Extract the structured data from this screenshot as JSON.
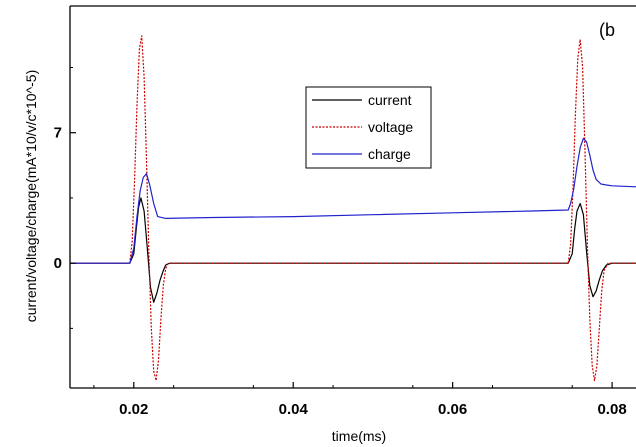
{
  "chart_data": {
    "type": "line",
    "panel_label": "(b",
    "xlabel": "time(ms)",
    "ylabel": "current/voltage/charge(mA*10/v/c*10^-5)",
    "xlim": [
      0.012,
      0.083
    ],
    "ylim": [
      -6.7,
      13.8
    ],
    "x_ticks": [
      0.02,
      0.04,
      0.06,
      0.08
    ],
    "x_tick_labels": [
      "0.02",
      "0.04",
      "0.06",
      "0.08"
    ],
    "y_ticks": [
      0,
      7
    ],
    "y_tick_labels": [
      "0",
      "7"
    ],
    "grid": false,
    "legend_position": "upper-center",
    "series": [
      {
        "name": "current",
        "color": "#000000",
        "dash": "solid",
        "x": [
          0.012,
          0.0195,
          0.02,
          0.0203,
          0.0206,
          0.0209,
          0.0213,
          0.0217,
          0.0221,
          0.0225,
          0.0229,
          0.0233,
          0.0237,
          0.024,
          0.0245,
          0.03,
          0.04,
          0.05,
          0.06,
          0.07,
          0.0745,
          0.075,
          0.0753,
          0.0756,
          0.076,
          0.0764,
          0.0768,
          0.0772,
          0.0776,
          0.078,
          0.0784,
          0.0788,
          0.0793,
          0.08,
          0.083
        ],
        "values": [
          0,
          0,
          0.5,
          1.8,
          3.0,
          3.5,
          2.8,
          0.8,
          -1.3,
          -2.1,
          -1.6,
          -0.9,
          -0.4,
          -0.1,
          0,
          0,
          0,
          0,
          0,
          0,
          0,
          0.5,
          1.8,
          2.8,
          3.2,
          2.6,
          0.6,
          -1.2,
          -1.8,
          -1.5,
          -0.9,
          -0.4,
          -0.1,
          0,
          0
        ]
      },
      {
        "name": "voltage",
        "color": "#cc0000",
        "dash": "dotted",
        "x": [
          0.012,
          0.0195,
          0.0198,
          0.0201,
          0.0204,
          0.0207,
          0.021,
          0.0213,
          0.0216,
          0.0219,
          0.0222,
          0.0225,
          0.0228,
          0.0231,
          0.0234,
          0.0237,
          0.024,
          0.0243,
          0.0246,
          0.03,
          0.04,
          0.05,
          0.06,
          0.07,
          0.0745,
          0.0748,
          0.0751,
          0.0754,
          0.0757,
          0.076,
          0.0763,
          0.0766,
          0.0769,
          0.0772,
          0.0775,
          0.0778,
          0.0781,
          0.0784,
          0.0787,
          0.079,
          0.0795,
          0.08,
          0.083
        ],
        "values": [
          0,
          0,
          1.2,
          4.5,
          8.5,
          11.5,
          12.2,
          10.0,
          5.5,
          0.5,
          -3.5,
          -5.8,
          -6.3,
          -5.2,
          -3.0,
          -1.2,
          -0.3,
          0,
          0,
          0,
          0,
          0,
          0,
          0,
          0,
          1.0,
          4.0,
          8.0,
          11.0,
          12.0,
          10.5,
          6.0,
          1.0,
          -3.0,
          -5.5,
          -6.3,
          -5.5,
          -3.5,
          -1.5,
          -0.4,
          0,
          0,
          0
        ]
      },
      {
        "name": "charge",
        "color": "#2222cc",
        "dash": "solid",
        "x": [
          0.012,
          0.0195,
          0.02,
          0.0204,
          0.0208,
          0.0212,
          0.0216,
          0.022,
          0.0225,
          0.023,
          0.024,
          0.03,
          0.04,
          0.05,
          0.06,
          0.07,
          0.0745,
          0.0748,
          0.0752,
          0.0756,
          0.076,
          0.0764,
          0.0768,
          0.0772,
          0.0776,
          0.078,
          0.0786,
          0.0792,
          0.08,
          0.083
        ],
        "values": [
          0,
          0,
          0.8,
          2.5,
          3.9,
          4.6,
          4.8,
          4.2,
          3.2,
          2.5,
          2.4,
          2.45,
          2.5,
          2.6,
          2.7,
          2.8,
          2.85,
          3.2,
          4.0,
          5.2,
          6.2,
          6.7,
          6.5,
          5.8,
          5.0,
          4.5,
          4.25,
          4.2,
          4.15,
          4.1
        ]
      }
    ]
  }
}
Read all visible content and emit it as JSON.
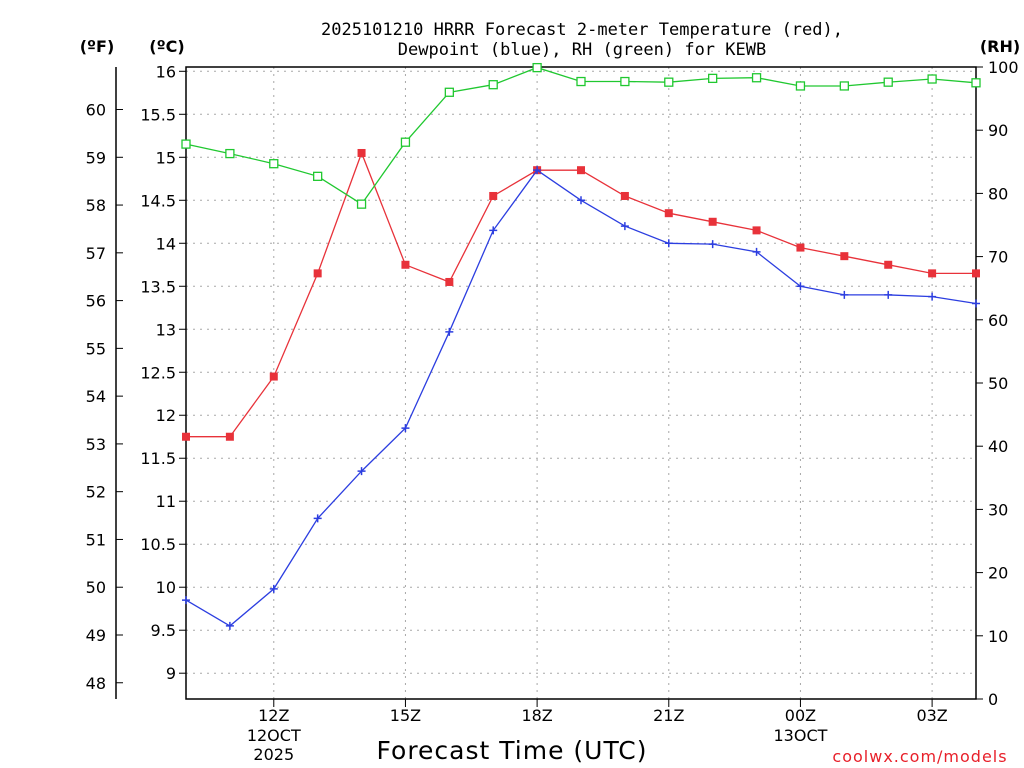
{
  "chart_data": {
    "type": "line",
    "title_line1": "2025101210 HRRR Forecast 2-meter Temperature (red),",
    "title_line2": "Dewpoint (blue), RH (green) for KEWB",
    "units": {
      "fahrenheit": "(ºF)",
      "celsius": "(ºC)",
      "rh": "(RH)"
    },
    "xlabel": "Forecast Time (UTC)",
    "credit": "coolwx.com/models",
    "x_ticks": [
      {
        "hour": 12,
        "label": "12Z",
        "sub": [
          "12OCT",
          "2025"
        ]
      },
      {
        "hour": 15,
        "label": "15Z",
        "sub": []
      },
      {
        "hour": 18,
        "label": "18Z",
        "sub": []
      },
      {
        "hour": 21,
        "label": "21Z",
        "sub": []
      },
      {
        "hour": 24,
        "label": "00Z",
        "sub": [
          "13OCT"
        ]
      },
      {
        "hour": 27,
        "label": "03Z",
        "sub": []
      }
    ],
    "xlim": [
      10,
      28
    ],
    "celsius_axis": {
      "range": [
        8.7,
        16.05
      ],
      "ticks": [
        9,
        9.5,
        10,
        10.5,
        11,
        11.5,
        12,
        12.5,
        13,
        13.5,
        14,
        14.5,
        15,
        15.5,
        16
      ]
    },
    "fahrenheit_axis": {
      "ticks": [
        48,
        49,
        50,
        51,
        52,
        53,
        54,
        55,
        56,
        57,
        58,
        59,
        60
      ]
    },
    "rh_axis": {
      "range": [
        0,
        100
      ],
      "ticks": [
        0,
        10,
        20,
        30,
        40,
        50,
        60,
        70,
        80,
        90,
        100
      ]
    },
    "grid": true,
    "series": [
      {
        "name": "Temperature",
        "axis": "celsius",
        "color": "#e8323a",
        "marker": "filled-square",
        "x": [
          10,
          11,
          12,
          13,
          14,
          15,
          16,
          17,
          18,
          19,
          20,
          21,
          22,
          23,
          24,
          25,
          26,
          27,
          28
        ],
        "values": [
          11.75,
          11.75,
          12.45,
          13.65,
          15.05,
          13.75,
          13.55,
          14.55,
          14.85,
          14.85,
          14.55,
          14.35,
          14.25,
          14.15,
          13.95,
          13.85,
          13.75,
          13.65,
          13.65
        ]
      },
      {
        "name": "Dewpoint",
        "axis": "celsius",
        "color": "#2c3ee0",
        "marker": "plus",
        "x": [
          10,
          11,
          12,
          13,
          14,
          15,
          16,
          17,
          18,
          19,
          20,
          21,
          22,
          23,
          24,
          25,
          26,
          27,
          28
        ],
        "values": [
          9.85,
          9.55,
          9.98,
          10.8,
          11.35,
          11.85,
          12.97,
          14.15,
          14.85,
          14.5,
          14.2,
          14.0,
          13.99,
          13.9,
          13.5,
          13.4,
          13.4,
          13.38,
          13.3
        ]
      },
      {
        "name": "RH",
        "axis": "rh",
        "color": "#20c830",
        "marker": "open-square",
        "x": [
          10,
          11,
          12,
          13,
          14,
          15,
          16,
          17,
          18,
          19,
          20,
          21,
          22,
          23,
          24,
          25,
          26,
          27,
          28
        ],
        "values": [
          87.8,
          86.3,
          84.7,
          82.7,
          78.3,
          88.1,
          96.0,
          97.2,
          99.9,
          97.7,
          97.7,
          97.6,
          98.2,
          98.3,
          97.0,
          97.0,
          97.6,
          98.1,
          97.5
        ]
      }
    ]
  }
}
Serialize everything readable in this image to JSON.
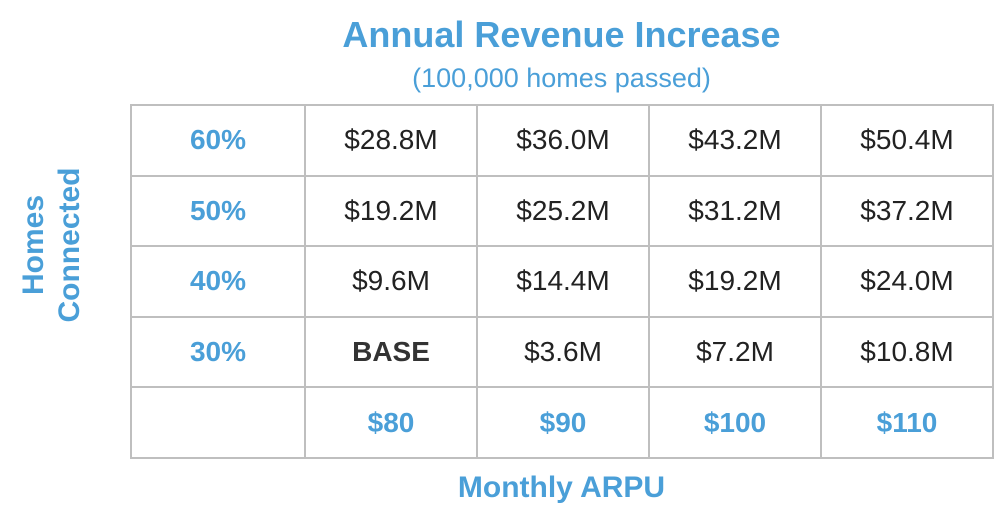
{
  "chart_data": {
    "type": "table",
    "title": "Annual Revenue Increase",
    "subtitle": "(100,000 homes passed)",
    "ylabel_line1": "Homes",
    "ylabel_line2": "Connected",
    "xlabel": "Monthly ARPU",
    "row_headers": [
      "60%",
      "50%",
      "40%",
      "30%"
    ],
    "column_headers": [
      "$80",
      "$90",
      "$100",
      "$110"
    ],
    "cells": [
      [
        "$28.8M",
        "$36.0M",
        "$43.2M",
        "$50.4M"
      ],
      [
        "$19.2M",
        "$25.2M",
        "$31.2M",
        "$37.2M"
      ],
      [
        "$9.6M",
        "$14.4M",
        "$19.2M",
        "$24.0M"
      ],
      [
        "BASE",
        "$3.6M",
        "$7.2M",
        "$10.8M"
      ]
    ],
    "accent_color": "#4a9fd8",
    "grid_color": "#bfbfbf"
  }
}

++++++

REQUEST =>
Reproduce the listing above from the line that contains "Serialize everything readable" through its final line, exactly and with nothing added. Omit the images.

EXPECTED ANSWER =>
Serialize everything readable in this image to JSON.
{
  "chart_data": {
    "type": "table",
    "title": "Annual Revenue Increase",
    "subtitle": "(100,000 homes passed)",
    "ylabel_line1": "Homes",
    "ylabel_line2": "Connected",
    "xlabel": "Monthly ARPU",
    "row_headers": [
      "60%",
      "50%",
      "40%",
      "30%"
    ],
    "column_headers": [
      "$80",
      "$90",
      "$100",
      "$110"
    ],
    "cells": [
      [
        "$28.8M",
        "$36.0M",
        "$43.2M",
        "$50.4M"
      ],
      [
        "$19.2M",
        "$25.2M",
        "$31.2M",
        "$37.2M"
      ],
      [
        "$9.6M",
        "$14.4M",
        "$19.2M",
        "$24.0M"
      ],
      [
        "BASE",
        "$3.6M",
        "$7.2M",
        "$10.8M"
      ]
    ],
    "accent_color": "#4a9fd8",
    "grid_color": "#bfbfbf"
  }
}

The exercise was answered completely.